- _Dataset entries_
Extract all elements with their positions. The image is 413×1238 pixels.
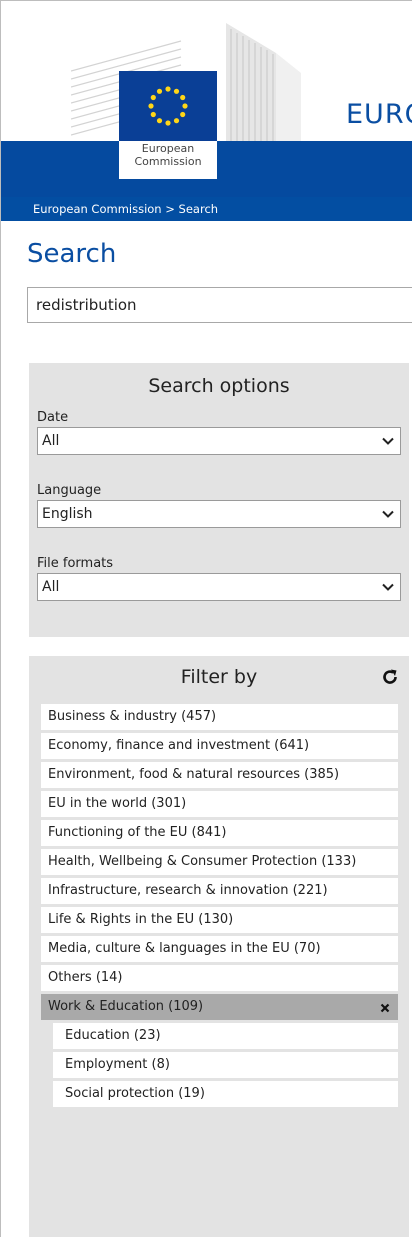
logo-caption: European Commission bbox=[134, 142, 202, 168]
sub-filter-education[interactable]: Education (23) bbox=[53, 1023, 398, 1049]
date-select-value: All bbox=[42, 433, 60, 449]
chevron-down-icon bbox=[382, 583, 394, 591]
chevron-down-icon bbox=[382, 437, 394, 445]
filter-item-others[interactable]: Others (14) bbox=[41, 965, 398, 991]
eu-flag-logo[interactable] bbox=[119, 71, 217, 141]
language-select[interactable]: English bbox=[37, 500, 401, 528]
site-header: European Commission EURO bbox=[1, 1, 412, 197]
language-select-value: English bbox=[42, 506, 93, 522]
site-title: EURO bbox=[346, 99, 412, 130]
file-formats-field: File formats All bbox=[29, 555, 409, 624]
filter-item-life-rights[interactable]: Life & Rights in the EU (130) bbox=[41, 907, 398, 933]
file-formats-label: File formats bbox=[37, 556, 114, 571]
filter-item-business-industry[interactable]: Business & industry (457) bbox=[41, 704, 398, 730]
sub-filter-social-protection[interactable]: Social protection (19) bbox=[53, 1081, 398, 1107]
logo-caption-box: European Commission bbox=[119, 141, 217, 179]
chevron-down-icon bbox=[382, 510, 394, 518]
file-formats-select[interactable]: All bbox=[37, 573, 401, 601]
filter-item-eu-in-the-world[interactable]: EU in the world (301) bbox=[41, 791, 398, 817]
filter-item-infrastructure[interactable]: Infrastructure, research & innovation (2… bbox=[41, 878, 398, 904]
language-field: Language English bbox=[29, 482, 409, 551]
sub-filter-employment[interactable]: Employment (8) bbox=[53, 1052, 398, 1078]
date-label: Date bbox=[37, 410, 69, 425]
breadcrumb[interactable]: European Commission > Search bbox=[1, 197, 412, 221]
page-frame: European Commission EURO European Commis… bbox=[0, 0, 412, 1237]
sub-filter-list: Education (23) Employment (8) Social pro… bbox=[53, 1023, 398, 1107]
filter-item-functioning-of-eu[interactable]: Functioning of the EU (841) bbox=[41, 820, 398, 846]
filter-item-media-culture[interactable]: Media, culture & languages in the EU (70… bbox=[41, 936, 398, 962]
eu-stars-icon bbox=[148, 86, 188, 126]
filter-item-health-wellbeing[interactable]: Health, Wellbeing & Consumer Protection … bbox=[41, 849, 398, 875]
date-field: Date All bbox=[29, 409, 409, 478]
file-formats-select-value: All bbox=[42, 579, 60, 595]
active-filter-label: Work & Education (109) bbox=[48, 999, 204, 1014]
refresh-icon[interactable] bbox=[381, 668, 399, 686]
page-title: Search bbox=[27, 239, 117, 269]
date-select[interactable]: All bbox=[37, 427, 401, 455]
filter-panel: Filter by Business & industry (457) Econ… bbox=[29, 656, 409, 1237]
filter-item-environment[interactable]: Environment, food & natural resources (3… bbox=[41, 762, 398, 788]
search-options-title: Search options bbox=[148, 375, 290, 397]
filter-header: Filter by bbox=[29, 656, 409, 700]
search-input[interactable] bbox=[27, 287, 412, 323]
filter-list: Business & industry (457) Economy, finan… bbox=[41, 704, 398, 1107]
filter-title: Filter by bbox=[180, 666, 258, 688]
filter-item-economy-finance[interactable]: Economy, finance and investment (641) bbox=[41, 733, 398, 759]
close-icon[interactable] bbox=[380, 1003, 390, 1013]
search-options-panel: Search options Date All Language English… bbox=[29, 363, 409, 637]
filter-item-work-education-active[interactable]: Work & Education (109) bbox=[41, 994, 398, 1020]
language-label: Language bbox=[37, 483, 102, 498]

- _Short task_
Quote, unchanged, the item lines from the line with "logo-caption: European Commission" through the line with "filter-item-business-industry[interactable]: Business &", including both.

- _Result of the task_
logo-caption: European Commission bbox=[134, 142, 202, 168]
sub-filter-education[interactable]: Education (23) bbox=[53, 1023, 398, 1049]
date-select-value: All bbox=[42, 433, 60, 449]
chevron-down-icon bbox=[382, 583, 394, 591]
chevron-down-icon bbox=[382, 437, 394, 445]
filter-item-others[interactable]: Others (14) bbox=[41, 965, 398, 991]
eu-flag-logo[interactable] bbox=[119, 71, 217, 141]
language-select[interactable]: English bbox=[37, 500, 401, 528]
site-header: European Commission EURO bbox=[1, 1, 412, 197]
language-select-value: English bbox=[42, 506, 93, 522]
site-title: EURO bbox=[346, 99, 412, 130]
file-formats-field: File formats All bbox=[29, 555, 409, 624]
filter-item-life-rights[interactable]: Life & Rights in the EU (130) bbox=[41, 907, 398, 933]
file-formats-label: File formats bbox=[37, 556, 114, 571]
filter-item-business-industry[interactable]: Business & industry (457) bbox=[41, 704, 398, 730]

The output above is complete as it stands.